» **Instructions for the task**: Copy the data word for word from the first line through the line containing "arrow-head-top-icon (812, 58, 884, 100)", including that line.

» **Element box annotations**:
::::::::

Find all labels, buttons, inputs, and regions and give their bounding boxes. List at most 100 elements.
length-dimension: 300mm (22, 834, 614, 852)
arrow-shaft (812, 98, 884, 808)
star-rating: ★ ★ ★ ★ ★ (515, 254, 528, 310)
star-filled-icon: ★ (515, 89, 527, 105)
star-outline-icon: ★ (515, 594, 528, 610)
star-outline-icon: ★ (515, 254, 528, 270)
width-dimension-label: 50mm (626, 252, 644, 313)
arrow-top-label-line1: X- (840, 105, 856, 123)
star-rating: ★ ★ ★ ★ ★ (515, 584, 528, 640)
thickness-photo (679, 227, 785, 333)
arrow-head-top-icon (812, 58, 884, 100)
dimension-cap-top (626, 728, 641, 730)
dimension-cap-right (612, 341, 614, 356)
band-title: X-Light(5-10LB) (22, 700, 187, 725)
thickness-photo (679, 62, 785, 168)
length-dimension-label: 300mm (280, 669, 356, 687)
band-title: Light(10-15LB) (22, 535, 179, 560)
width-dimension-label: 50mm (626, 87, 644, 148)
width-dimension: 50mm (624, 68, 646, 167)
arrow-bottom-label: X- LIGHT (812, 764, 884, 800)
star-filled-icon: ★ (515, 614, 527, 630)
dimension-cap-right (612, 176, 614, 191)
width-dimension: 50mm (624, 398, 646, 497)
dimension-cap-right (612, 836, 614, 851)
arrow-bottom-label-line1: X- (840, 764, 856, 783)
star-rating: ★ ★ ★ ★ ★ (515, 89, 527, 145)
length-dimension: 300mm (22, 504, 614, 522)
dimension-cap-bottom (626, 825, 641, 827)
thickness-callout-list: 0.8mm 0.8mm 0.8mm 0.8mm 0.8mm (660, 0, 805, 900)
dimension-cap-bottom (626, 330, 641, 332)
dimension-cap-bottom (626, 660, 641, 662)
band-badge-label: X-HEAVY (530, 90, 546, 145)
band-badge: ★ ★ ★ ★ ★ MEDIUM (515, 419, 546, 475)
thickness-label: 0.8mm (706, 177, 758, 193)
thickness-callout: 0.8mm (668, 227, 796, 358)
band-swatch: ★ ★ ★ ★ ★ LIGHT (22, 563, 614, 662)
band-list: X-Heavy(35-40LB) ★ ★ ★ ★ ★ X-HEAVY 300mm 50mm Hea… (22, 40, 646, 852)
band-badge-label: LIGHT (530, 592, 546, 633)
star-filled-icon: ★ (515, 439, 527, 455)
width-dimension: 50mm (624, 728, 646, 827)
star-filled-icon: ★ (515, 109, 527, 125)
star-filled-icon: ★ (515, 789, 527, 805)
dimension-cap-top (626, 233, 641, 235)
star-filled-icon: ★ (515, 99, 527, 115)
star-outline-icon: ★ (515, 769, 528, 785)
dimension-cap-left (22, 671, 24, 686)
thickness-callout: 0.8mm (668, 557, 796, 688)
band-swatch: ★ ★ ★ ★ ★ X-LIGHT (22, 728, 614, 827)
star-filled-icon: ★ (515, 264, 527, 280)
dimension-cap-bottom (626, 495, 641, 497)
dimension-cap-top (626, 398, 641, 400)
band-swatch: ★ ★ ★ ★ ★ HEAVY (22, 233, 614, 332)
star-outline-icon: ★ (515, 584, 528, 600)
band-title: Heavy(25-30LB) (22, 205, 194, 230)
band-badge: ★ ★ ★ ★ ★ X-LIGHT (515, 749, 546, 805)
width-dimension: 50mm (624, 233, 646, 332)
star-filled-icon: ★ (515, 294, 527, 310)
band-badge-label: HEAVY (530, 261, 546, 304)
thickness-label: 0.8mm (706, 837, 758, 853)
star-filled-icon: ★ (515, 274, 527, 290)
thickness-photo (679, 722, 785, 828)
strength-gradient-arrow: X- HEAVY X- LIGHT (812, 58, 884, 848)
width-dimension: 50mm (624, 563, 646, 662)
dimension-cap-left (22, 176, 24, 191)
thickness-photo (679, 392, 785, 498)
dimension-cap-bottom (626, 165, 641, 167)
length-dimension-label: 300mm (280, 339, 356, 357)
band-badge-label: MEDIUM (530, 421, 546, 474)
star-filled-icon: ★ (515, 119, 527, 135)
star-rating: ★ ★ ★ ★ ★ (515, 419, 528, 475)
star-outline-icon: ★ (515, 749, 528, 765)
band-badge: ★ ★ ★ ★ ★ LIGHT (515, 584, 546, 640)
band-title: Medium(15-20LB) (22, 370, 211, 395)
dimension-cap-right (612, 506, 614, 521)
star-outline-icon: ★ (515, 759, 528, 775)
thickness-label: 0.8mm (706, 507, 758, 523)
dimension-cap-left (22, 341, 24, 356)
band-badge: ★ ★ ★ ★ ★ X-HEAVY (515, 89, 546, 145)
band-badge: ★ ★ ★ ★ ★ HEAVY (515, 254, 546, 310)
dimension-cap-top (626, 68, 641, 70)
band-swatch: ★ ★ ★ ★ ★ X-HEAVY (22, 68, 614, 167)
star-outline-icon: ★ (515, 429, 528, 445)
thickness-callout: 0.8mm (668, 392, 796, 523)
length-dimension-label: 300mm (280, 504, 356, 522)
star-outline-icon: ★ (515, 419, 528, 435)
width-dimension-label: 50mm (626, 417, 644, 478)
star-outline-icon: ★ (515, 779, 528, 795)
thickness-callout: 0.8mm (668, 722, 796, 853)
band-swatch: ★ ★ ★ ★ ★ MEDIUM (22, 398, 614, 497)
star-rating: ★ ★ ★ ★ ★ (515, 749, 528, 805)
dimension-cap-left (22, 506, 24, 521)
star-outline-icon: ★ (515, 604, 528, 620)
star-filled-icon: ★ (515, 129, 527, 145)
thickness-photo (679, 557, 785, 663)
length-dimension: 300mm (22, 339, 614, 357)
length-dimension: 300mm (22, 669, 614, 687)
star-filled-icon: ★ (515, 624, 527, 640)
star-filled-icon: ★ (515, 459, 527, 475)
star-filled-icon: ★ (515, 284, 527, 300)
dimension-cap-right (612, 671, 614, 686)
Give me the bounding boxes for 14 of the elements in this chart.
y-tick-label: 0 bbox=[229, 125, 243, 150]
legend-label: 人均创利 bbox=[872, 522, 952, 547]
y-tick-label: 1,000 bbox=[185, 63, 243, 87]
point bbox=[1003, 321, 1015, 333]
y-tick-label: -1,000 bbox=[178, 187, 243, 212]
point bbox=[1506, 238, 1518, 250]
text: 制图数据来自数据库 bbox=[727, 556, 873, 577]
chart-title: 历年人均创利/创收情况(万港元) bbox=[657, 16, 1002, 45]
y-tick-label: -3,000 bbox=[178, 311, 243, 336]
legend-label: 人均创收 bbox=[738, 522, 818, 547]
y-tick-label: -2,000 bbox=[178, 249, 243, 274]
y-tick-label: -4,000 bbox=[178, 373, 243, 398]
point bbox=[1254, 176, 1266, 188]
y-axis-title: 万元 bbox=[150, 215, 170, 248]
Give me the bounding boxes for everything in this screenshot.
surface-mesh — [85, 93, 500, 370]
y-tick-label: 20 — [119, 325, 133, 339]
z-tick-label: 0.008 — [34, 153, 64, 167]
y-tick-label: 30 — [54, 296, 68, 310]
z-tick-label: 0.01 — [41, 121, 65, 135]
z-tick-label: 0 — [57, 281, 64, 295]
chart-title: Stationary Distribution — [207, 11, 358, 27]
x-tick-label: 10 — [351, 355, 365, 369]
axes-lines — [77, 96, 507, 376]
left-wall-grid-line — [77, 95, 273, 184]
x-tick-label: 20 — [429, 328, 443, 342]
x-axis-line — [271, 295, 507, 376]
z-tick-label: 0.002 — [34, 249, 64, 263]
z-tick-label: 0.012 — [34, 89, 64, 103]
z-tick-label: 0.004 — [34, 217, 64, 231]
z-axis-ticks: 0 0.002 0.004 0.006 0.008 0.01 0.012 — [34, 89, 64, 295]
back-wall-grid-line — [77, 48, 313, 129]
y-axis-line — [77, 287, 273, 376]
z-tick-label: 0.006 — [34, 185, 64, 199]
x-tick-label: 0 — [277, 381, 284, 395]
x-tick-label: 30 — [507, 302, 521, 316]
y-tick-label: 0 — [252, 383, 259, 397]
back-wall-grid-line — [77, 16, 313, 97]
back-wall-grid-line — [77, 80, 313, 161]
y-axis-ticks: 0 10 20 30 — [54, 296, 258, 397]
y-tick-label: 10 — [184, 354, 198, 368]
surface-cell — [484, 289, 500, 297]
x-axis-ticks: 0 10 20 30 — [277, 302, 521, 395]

::::::::

» **Answer to the exercise**:
Find all labels, buttons, inputs, and regions and give their bounding boxes. List at most 100 elements.
length-dimension: 300mm (22, 834, 614, 852)
arrow-shaft (812, 98, 884, 808)
star-rating: ★ ★ ★ ★ ★ (515, 254, 528, 310)
star-filled-icon: ★ (515, 89, 527, 105)
star-outline-icon: ★ (515, 594, 528, 610)
star-outline-icon: ★ (515, 254, 528, 270)
width-dimension-label: 50mm (626, 252, 644, 313)
arrow-top-label-line1: X- (840, 105, 856, 123)
star-rating: ★ ★ ★ ★ ★ (515, 584, 528, 640)
thickness-photo (679, 227, 785, 333)
arrow-head-top-icon (812, 58, 884, 100)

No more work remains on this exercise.